■ WRITTEN INSTRUCTION
Within the data below, state how many lines contain the string "ylabel". Provide the number only.
* * *
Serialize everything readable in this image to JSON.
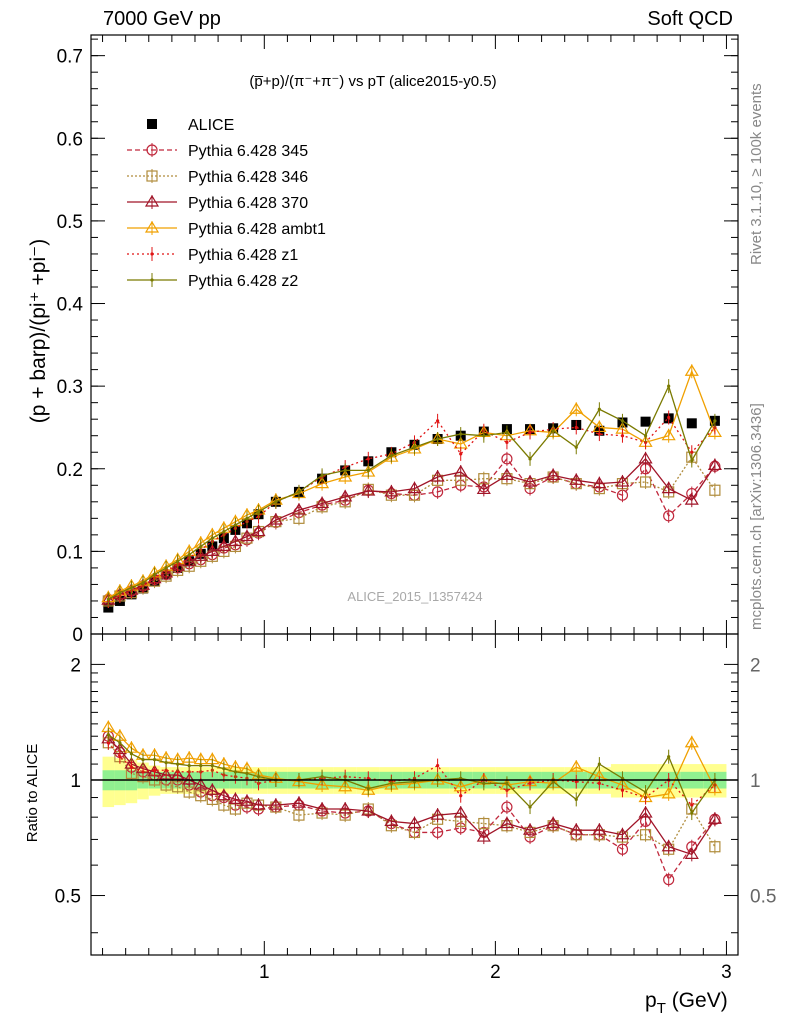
{
  "header": {
    "left": "7000 GeV pp",
    "right": "Soft QCD"
  },
  "side_labels": {
    "rivet": "Rivet 3.1.10, ≥ 100k events",
    "mcplots": "mcplots.cern.ch [arXiv:1306.3436]"
  },
  "analysis_label": "ALICE_2015_I1357424",
  "colors": {
    "ALICE": "#000000",
    "345": "#c0283c",
    "346": "#b08c3c",
    "370": "#a01428",
    "ambt1": "#f0a000",
    "z1": "#e01414",
    "z2": "#7a7a00",
    "band_inner": "#90f090",
    "band_outer": "#ffff90"
  },
  "chart_data": [
    {
      "type": "scatter",
      "title": "(p̅+p)/(π⁻+π⁻) vs pT (alice2015-y0.5)",
      "ylabel": "(p + barp)/(pi⁺ +pi⁻)",
      "xlabel": "",
      "xlim": [
        0.25,
        3.05
      ],
      "ylim": [
        0,
        0.725
      ],
      "y_ticks": [
        "0",
        "0.1",
        "0.2",
        "0.3",
        "0.4",
        "0.5",
        "0.6",
        "0.7"
      ],
      "x": [
        0.325,
        0.375,
        0.425,
        0.475,
        0.525,
        0.575,
        0.625,
        0.675,
        0.725,
        0.775,
        0.825,
        0.875,
        0.925,
        0.975,
        1.05,
        1.15,
        1.25,
        1.35,
        1.45,
        1.55,
        1.65,
        1.75,
        1.85,
        1.95,
        2.05,
        2.15,
        2.25,
        2.35,
        2.45,
        2.55,
        2.65,
        2.75,
        2.85,
        2.95
      ],
      "series": [
        {
          "name": "ALICE",
          "key": "ALICE",
          "style": "data",
          "values": [
            0.032,
            0.04,
            0.048,
            0.055,
            0.064,
            0.072,
            0.08,
            0.088,
            0.097,
            0.106,
            0.116,
            0.126,
            0.134,
            0.145,
            0.16,
            0.172,
            0.188,
            0.198,
            0.209,
            0.22,
            0.229,
            0.236,
            0.24,
            0.245,
            0.248,
            0.248,
            0.249,
            0.253,
            0.246,
            0.256,
            0.257,
            0.261,
            0.255,
            0.258
          ]
        },
        {
          "name": "Pythia 6.428 345",
          "key": "345",
          "style": "circle",
          "dash": "5,3",
          "values": [
            0.042,
            0.047,
            0.052,
            0.058,
            0.066,
            0.072,
            0.08,
            0.085,
            0.09,
            0.096,
            0.104,
            0.108,
            0.114,
            0.122,
            0.135,
            0.147,
            0.156,
            0.162,
            0.174,
            0.17,
            0.168,
            0.172,
            0.18,
            0.178,
            0.212,
            0.176,
            0.19,
            0.182,
            0.178,
            0.168,
            0.2,
            0.143,
            0.17,
            0.203
          ]
        },
        {
          "name": "Pythia 6.428 346",
          "key": "346",
          "style": "square",
          "dash": "2,2",
          "values": [
            0.04,
            0.046,
            0.05,
            0.056,
            0.064,
            0.07,
            0.077,
            0.082,
            0.088,
            0.094,
            0.1,
            0.106,
            0.116,
            0.124,
            0.136,
            0.14,
            0.154,
            0.16,
            0.175,
            0.168,
            0.168,
            0.186,
            0.186,
            0.188,
            0.188,
            0.182,
            0.19,
            0.182,
            0.176,
            0.182,
            0.184,
            0.172,
            0.214,
            0.174
          ]
        },
        {
          "name": "Pythia 6.428 370",
          "key": "370",
          "style": "triangle",
          "dash": "",
          "values": [
            0.041,
            0.048,
            0.053,
            0.059,
            0.067,
            0.074,
            0.082,
            0.088,
            0.094,
            0.1,
            0.106,
            0.112,
            0.118,
            0.124,
            0.138,
            0.15,
            0.158,
            0.166,
            0.173,
            0.172,
            0.176,
            0.19,
            0.196,
            0.175,
            0.192,
            0.184,
            0.192,
            0.186,
            0.182,
            0.184,
            0.212,
            0.176,
            0.162,
            0.204
          ]
        },
        {
          "name": "Pythia 6.428 ambt1",
          "key": "ambt1",
          "style": "triangle",
          "dash": "",
          "values": [
            0.044,
            0.052,
            0.058,
            0.064,
            0.074,
            0.082,
            0.09,
            0.1,
            0.11,
            0.12,
            0.128,
            0.136,
            0.144,
            0.15,
            0.162,
            0.17,
            0.182,
            0.19,
            0.196,
            0.214,
            0.224,
            0.236,
            0.23,
            0.244,
            0.24,
            0.246,
            0.244,
            0.272,
            0.25,
            0.248,
            0.232,
            0.24,
            0.318,
            0.244
          ]
        },
        {
          "name": "Pythia 6.428 z1",
          "key": "z1",
          "style": "dot",
          "dash": "2,3",
          "values": [
            0.04,
            0.046,
            0.052,
            0.058,
            0.068,
            0.076,
            0.084,
            0.092,
            0.102,
            0.112,
            0.12,
            0.128,
            0.136,
            0.142,
            0.16,
            0.172,
            0.19,
            0.202,
            0.212,
            0.218,
            0.232,
            0.258,
            0.218,
            0.246,
            0.232,
            0.244,
            0.248,
            0.25,
            0.242,
            0.24,
            0.232,
            0.262,
            0.22,
            0.25
          ]
        },
        {
          "name": "Pythia 6.428 z2",
          "key": "z2",
          "style": "dot",
          "dash": "",
          "values": [
            0.042,
            0.05,
            0.056,
            0.062,
            0.072,
            0.08,
            0.088,
            0.096,
            0.106,
            0.116,
            0.124,
            0.132,
            0.14,
            0.148,
            0.16,
            0.172,
            0.192,
            0.198,
            0.198,
            0.216,
            0.226,
            0.236,
            0.242,
            0.24,
            0.244,
            0.212,
            0.246,
            0.226,
            0.272,
            0.258,
            0.24,
            0.3,
            0.21,
            0.258
          ]
        }
      ]
    },
    {
      "type": "scatter",
      "title": "",
      "ylabel": "Ratio to ALICE",
      "xlabel": "p_T (GeV)",
      "xlim": [
        0.25,
        3.05
      ],
      "ylim": [
        0.35,
        2.4
      ],
      "y_ticks": [
        "0.5",
        "1",
        "2"
      ],
      "x_ticks": [
        "1",
        "2",
        "3"
      ],
      "band_inner": [
        0.06,
        0.06,
        0.06,
        0.05,
        0.05,
        0.05,
        0.05,
        0.05,
        0.05,
        0.05,
        0.05,
        0.05,
        0.05,
        0.05,
        0.05,
        0.05,
        0.05,
        0.05,
        0.05,
        0.05,
        0.05,
        0.05,
        0.05,
        0.05,
        0.05,
        0.05,
        0.05,
        0.05,
        0.05,
        0.05,
        0.05,
        0.05,
        0.05,
        0.05
      ],
      "band_outer": [
        0.15,
        0.14,
        0.13,
        0.11,
        0.09,
        0.08,
        0.08,
        0.08,
        0.08,
        0.08,
        0.08,
        0.08,
        0.08,
        0.08,
        0.08,
        0.08,
        0.08,
        0.08,
        0.08,
        0.08,
        0.08,
        0.08,
        0.08,
        0.08,
        0.08,
        0.08,
        0.08,
        0.08,
        0.08,
        0.1,
        0.1,
        0.1,
        0.1,
        0.1
      ],
      "series": [
        {
          "key": "345",
          "style": "circle",
          "dash": "5,3",
          "values": [
            1.3,
            1.18,
            1.08,
            1.05,
            1.03,
            1.0,
            1.0,
            0.97,
            0.93,
            0.91,
            0.9,
            0.86,
            0.85,
            0.84,
            0.85,
            0.86,
            0.83,
            0.82,
            0.83,
            0.77,
            0.73,
            0.73,
            0.75,
            0.73,
            0.85,
            0.71,
            0.76,
            0.72,
            0.72,
            0.66,
            0.78,
            0.55,
            0.67,
            0.79
          ]
        },
        {
          "key": "346",
          "style": "square",
          "dash": "2,2",
          "values": [
            1.25,
            1.15,
            1.04,
            1.02,
            1.0,
            0.97,
            0.96,
            0.93,
            0.91,
            0.89,
            0.86,
            0.84,
            0.87,
            0.86,
            0.85,
            0.81,
            0.82,
            0.81,
            0.84,
            0.76,
            0.73,
            0.79,
            0.78,
            0.77,
            0.76,
            0.73,
            0.76,
            0.72,
            0.72,
            0.71,
            0.72,
            0.66,
            0.84,
            0.67
          ]
        },
        {
          "key": "370",
          "style": "triangle",
          "dash": "",
          "values": [
            1.28,
            1.2,
            1.1,
            1.07,
            1.05,
            1.03,
            1.03,
            1.0,
            0.97,
            0.94,
            0.91,
            0.89,
            0.88,
            0.86,
            0.86,
            0.87,
            0.84,
            0.84,
            0.83,
            0.78,
            0.77,
            0.81,
            0.82,
            0.71,
            0.77,
            0.74,
            0.77,
            0.74,
            0.74,
            0.72,
            0.82,
            0.67,
            0.64,
            0.79
          ]
        },
        {
          "key": "ambt1",
          "style": "triangle",
          "dash": "",
          "values": [
            1.37,
            1.3,
            1.21,
            1.16,
            1.16,
            1.14,
            1.13,
            1.14,
            1.13,
            1.13,
            1.1,
            1.08,
            1.07,
            1.03,
            1.01,
            0.99,
            0.97,
            0.96,
            0.94,
            0.97,
            0.98,
            1.0,
            0.96,
            1.0,
            0.97,
            0.99,
            0.98,
            1.08,
            1.02,
            0.97,
            0.9,
            0.92,
            1.25,
            0.95
          ]
        },
        {
          "key": "z1",
          "style": "dot",
          "dash": "2,3",
          "values": [
            1.25,
            1.15,
            1.08,
            1.05,
            1.06,
            1.06,
            1.05,
            1.05,
            1.05,
            1.06,
            1.03,
            1.02,
            1.01,
            0.98,
            1.0,
            1.0,
            1.01,
            1.02,
            1.01,
            0.99,
            1.01,
            1.09,
            0.91,
            1.0,
            0.94,
            0.98,
            1.0,
            0.99,
            0.98,
            0.94,
            0.9,
            1.0,
            0.86,
            0.97
          ]
        },
        {
          "key": "z2",
          "style": "dot",
          "dash": "",
          "values": [
            1.31,
            1.25,
            1.17,
            1.13,
            1.13,
            1.11,
            1.1,
            1.09,
            1.09,
            1.09,
            1.07,
            1.05,
            1.04,
            1.02,
            1.0,
            1.0,
            1.02,
            1.0,
            0.95,
            0.98,
            0.99,
            1.0,
            1.01,
            0.98,
            0.98,
            0.85,
            0.99,
            0.89,
            1.1,
            1.01,
            0.93,
            1.15,
            0.82,
            1.0
          ]
        }
      ]
    }
  ]
}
* * *
■ RESULT
2